Source data =
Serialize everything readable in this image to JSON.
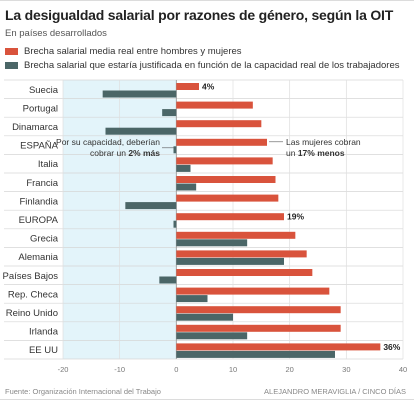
{
  "title": "La desigualdad salarial por razones de género, según la OIT",
  "subtitle": "En países desarrollados",
  "footer": {
    "source": "Fuente: Organización Internacional del Trabajo",
    "credit": "ALEJANDRO MERAVIGLIA / CINCO DÍAS"
  },
  "colors": {
    "series1": "#d9533c",
    "series2": "#4b6667",
    "shade": "#e3f4fa"
  },
  "annotations": {
    "left_lines": [
      "Por su capacidad, deberían",
      "cobrar un",
      "2% más"
    ],
    "right_lines": [
      "Las mujeres cobran",
      "un",
      "17% menos"
    ]
  },
  "chart_data": {
    "type": "bar",
    "orientation": "horizontal",
    "categories": [
      "Suecia",
      "Portugal",
      "Dinamarca",
      "ESPAÑA",
      "Italia",
      "Francia",
      "Finlandia",
      "EUROPA",
      "Grecia",
      "Alemania",
      "Países Bajos",
      "Rep. Checa",
      "Reino Unido",
      "Irlanda",
      "EE UU"
    ],
    "series": [
      {
        "name": "Brecha salarial media real entre hombres y mujeres",
        "values": [
          4,
          13.5,
          15,
          16,
          17,
          17.5,
          18,
          19,
          21,
          23,
          24,
          27,
          29,
          29,
          36
        ]
      },
      {
        "name": "Brecha salarial que estaría justificada en función de la capacidad real de los trabajadores",
        "values": [
          -13,
          -2.5,
          -12.5,
          -0.5,
          2.5,
          3.5,
          -9,
          -0.5,
          12.5,
          19,
          -3,
          5.5,
          10,
          12.5,
          28
        ]
      }
    ],
    "data_labels": [
      {
        "index": 0,
        "text": "4%"
      },
      {
        "index": 7,
        "text": "19%"
      },
      {
        "index": 14,
        "text": "36%"
      }
    ],
    "x_ticks": [
      "-20",
      "-10",
      "0",
      "10",
      "20",
      "30",
      "40"
    ],
    "xlim": [
      -20,
      40
    ],
    "shaded_range": [
      -20,
      0
    ],
    "grid": true
  }
}
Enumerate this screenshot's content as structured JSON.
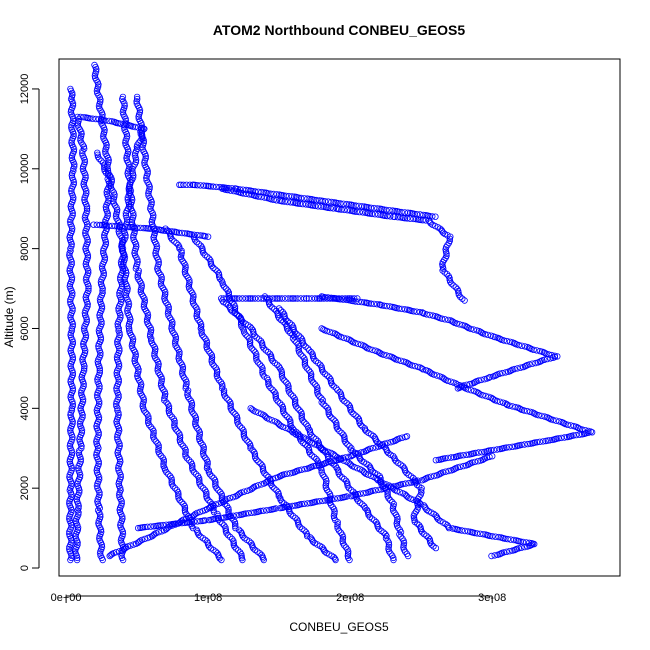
{
  "chart_data": {
    "type": "scatter",
    "title": "ATOM2 Northbound CONBEU_GEOS5",
    "xlabel": "CONBEU_GEOS5",
    "ylabel": "Altitude (m)",
    "xlim": [
      -5e-10,
      3.9e-08
    ],
    "ylim": [
      -200,
      12750
    ],
    "x_ticks": [
      {
        "value": 0,
        "label": "0e+00"
      },
      {
        "value": 1e-08,
        "label": "1e-08"
      },
      {
        "value": 2e-08,
        "label": "2e-08"
      },
      {
        "value": 3e-08,
        "label": "3e-08"
      }
    ],
    "y_ticks": [
      {
        "value": 0,
        "label": "0"
      },
      {
        "value": 2000,
        "label": "2000"
      },
      {
        "value": 4000,
        "label": "4000"
      },
      {
        "value": 6000,
        "label": "6000"
      },
      {
        "value": 8000,
        "label": "8000"
      },
      {
        "value": 10000,
        "label": "10000"
      },
      {
        "value": 12000,
        "label": "12000"
      }
    ],
    "marker": "open-circle",
    "color": "#0000ff",
    "series": [
      {
        "x": [
          3e-10,
          3e-10,
          4e-10,
          4e-10,
          3e-10,
          5e-10,
          4e-10,
          3e-10
        ],
        "y": [
          200,
          2000,
          4000,
          6000,
          8000,
          10000,
          11800,
          12000
        ]
      },
      {
        "x": [
          7e-10,
          8e-10,
          1e-09,
          1.2e-09,
          1.5e-09,
          1.4e-09,
          1.2e-09,
          8e-10
        ],
        "y": [
          200,
          1500,
          3000,
          5000,
          7000,
          9000,
          10500,
          11300
        ]
      },
      {
        "x": [
          2.5e-09,
          2.3e-09,
          2.2e-09,
          2.3e-09,
          2.5e-09,
          2.8e-09,
          3e-09,
          2.2e-09
        ],
        "y": [
          200,
          1500,
          3000,
          5000,
          7000,
          8500,
          9800,
          10400
        ]
      },
      {
        "x": [
          4e-09,
          3.8e-09,
          3.6e-09,
          3.7e-09,
          4e-09,
          4.5e-09,
          5e-09,
          5.5e-09
        ],
        "y": [
          200,
          2000,
          4000,
          6000,
          8000,
          9500,
          10500,
          11000
        ]
      },
      {
        "x": [
          1.1e-08,
          9e-09,
          7e-09,
          5.5e-09,
          4.5e-09,
          4e-09,
          3e-09,
          2e-09
        ],
        "y": [
          200,
          1000,
          2500,
          4000,
          6000,
          8000,
          10000,
          12600
        ]
      },
      {
        "x": [
          1.4e-08,
          1.2e-08,
          1e-08,
          8.5e-09,
          7.5e-09,
          6.5e-09,
          6e-09,
          5e-09
        ],
        "y": [
          200,
          1000,
          2500,
          4500,
          6000,
          7500,
          9000,
          11800
        ]
      },
      {
        "x": [
          1.9e-08,
          1.7e-08,
          1.5e-08,
          1.3e-08,
          1.1e-08,
          9.5e-09,
          8e-09,
          7e-09
        ],
        "y": [
          200,
          800,
          1800,
          3000,
          4500,
          6000,
          8000,
          8500
        ]
      },
      {
        "x": [
          2.3e-08,
          2.25e-08,
          2.1e-08,
          1.9e-08,
          1.7e-08,
          1.5e-08,
          1.3e-08,
          1.1e-08
        ],
        "y": [
          200,
          800,
          1500,
          2500,
          3500,
          5000,
          6000,
          6700
        ]
      },
      {
        "x": [
          2.4e-08,
          2.35e-08,
          2.3e-08,
          2.2e-08,
          2e-08,
          1.8e-08,
          1.6e-08,
          1.4e-08
        ],
        "y": [
          300,
          900,
          1600,
          2300,
          3000,
          4200,
          5800,
          6800
        ]
      },
      {
        "x": [
          2.6e-08,
          2.45e-08,
          2.5e-08,
          2.3e-08,
          2.1e-08,
          1.9e-08,
          1.7e-08,
          1.5e-08
        ],
        "y": [
          500,
          1200,
          2000,
          2800,
          3500,
          4500,
          5500,
          6500
        ]
      },
      {
        "x": [
          2e-08,
          1.9e-08,
          1.8e-08,
          1.6e-08,
          1.4e-08,
          1.25e-08,
          1.1e-08,
          9e-09
        ],
        "y": [
          200,
          1200,
          2500,
          3500,
          4800,
          6000,
          7200,
          8300
        ]
      },
      {
        "x": [
          1.25e-08,
          1.05e-08,
          8.5e-09,
          7e-09,
          6e-09,
          5e-09,
          4.5e-09,
          4e-09
        ],
        "y": [
          200,
          1400,
          2800,
          4200,
          5800,
          7500,
          9500,
          11800
        ]
      },
      {
        "x": [
          3e-08,
          3.3e-08,
          2.7e-08,
          2.5e-08,
          2.2e-08,
          1.9e-08,
          1.6e-08,
          1.3e-08
        ],
        "y": [
          300,
          600,
          1000,
          1600,
          2200,
          2800,
          3400,
          4000
        ]
      },
      {
        "x": [
          2.6e-08,
          3.4e-08,
          3.7e-08,
          3.1e-08,
          2.75e-08,
          2.5e-08,
          2.2e-08,
          1.8e-08
        ],
        "y": [
          2700,
          3200,
          3400,
          4100,
          4600,
          5000,
          5400,
          6000
        ]
      },
      {
        "x": [
          2.75e-08,
          3e-08,
          3.45e-08,
          3e-08,
          2.7e-08,
          2.5e-08,
          2.2e-08,
          1.8e-08
        ],
        "y": [
          4500,
          4800,
          5300,
          5800,
          6200,
          6400,
          6600,
          6800
        ]
      },
      {
        "x": [
          2.8e-08,
          2.65e-08,
          2.7e-08,
          2.55e-08,
          2.3e-08,
          1.9e-08,
          1.5e-08,
          1.1e-08
        ],
        "y": [
          6700,
          7500,
          8300,
          8700,
          8800,
          9000,
          9200,
          9500
        ]
      },
      {
        "x": [
          8e-09,
          9e-09,
          1.2e-08,
          1.8e-08,
          2.6e-08
        ],
        "y": [
          9600,
          9600,
          9500,
          9200,
          8800
        ]
      },
      {
        "x": [
          1.1e-08,
          1.4e-08,
          1.7e-08,
          2.05e-08
        ],
        "y": [
          6750,
          6750,
          6750,
          6750
        ]
      },
      {
        "x": [
          2e-09,
          4e-09,
          6e-09,
          8e-09,
          1e-08
        ],
        "y": [
          8600,
          8550,
          8500,
          8400,
          8300
        ]
      },
      {
        "x": [
          1e-09,
          3e-09,
          5.5e-09
        ],
        "y": [
          11300,
          11200,
          11000
        ]
      },
      {
        "x": [
          5e-09,
          1e-08,
          1.5e-08,
          2e-08,
          2.5e-08,
          3e-08
        ],
        "y": [
          1000,
          1200,
          1500,
          1800,
          2200,
          2800
        ]
      },
      {
        "x": [
          3e-09,
          6e-09,
          1e-08,
          1.5e-08,
          2e-08,
          2.4e-08
        ],
        "y": [
          300,
          800,
          1500,
          2300,
          2800,
          3300
        ]
      }
    ]
  }
}
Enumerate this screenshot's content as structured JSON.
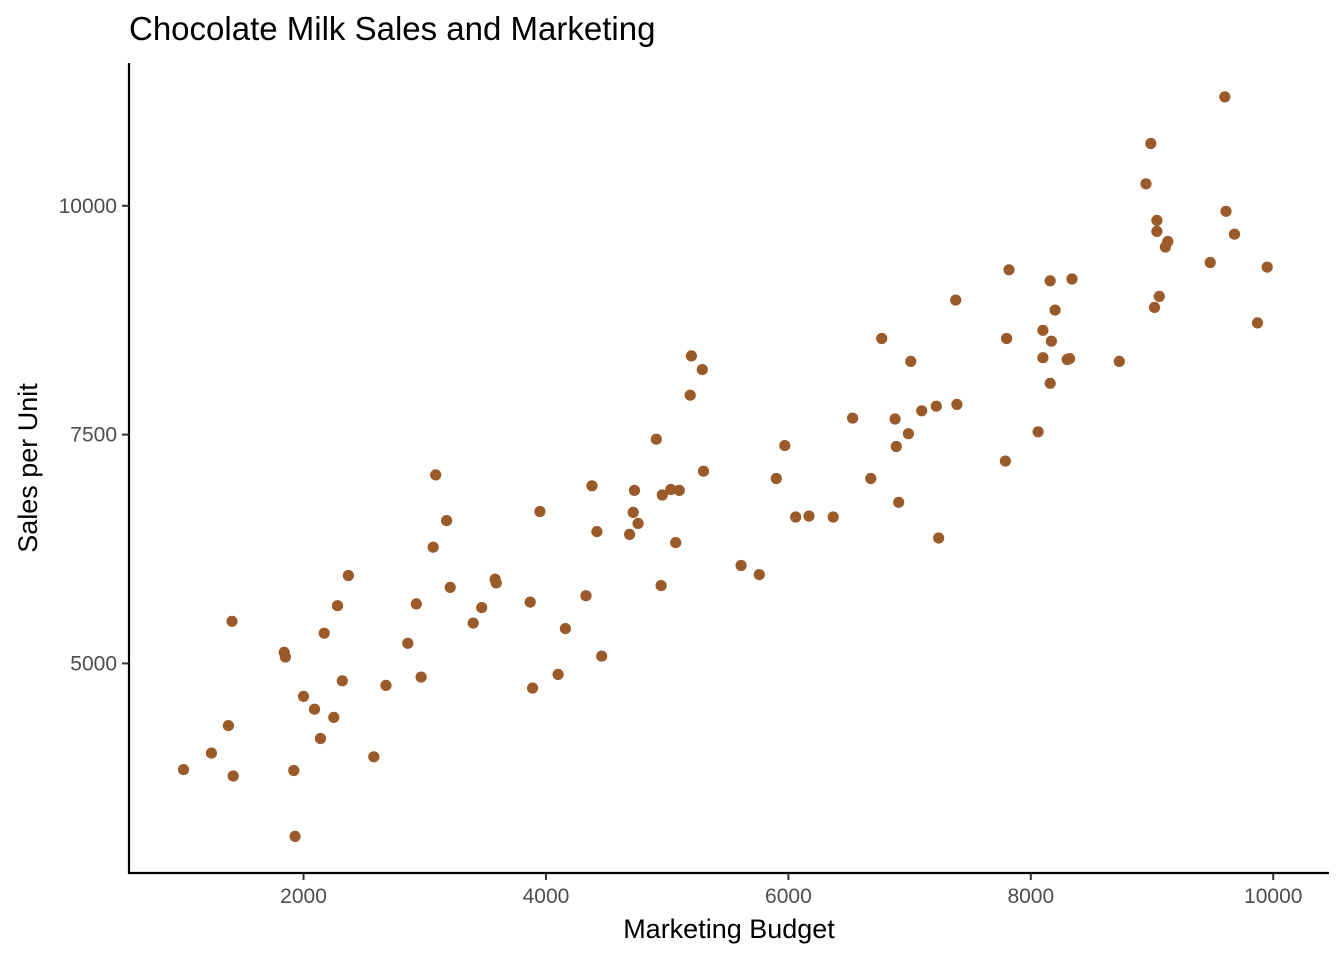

Exercise brief = Copy every single line of the material above that holds "capacidad".

Exercise solution =
      "Por su capacidad, deberían",
        "name": "Brecha salarial que estaría justificada en función de la capacidad real de los trabajadores",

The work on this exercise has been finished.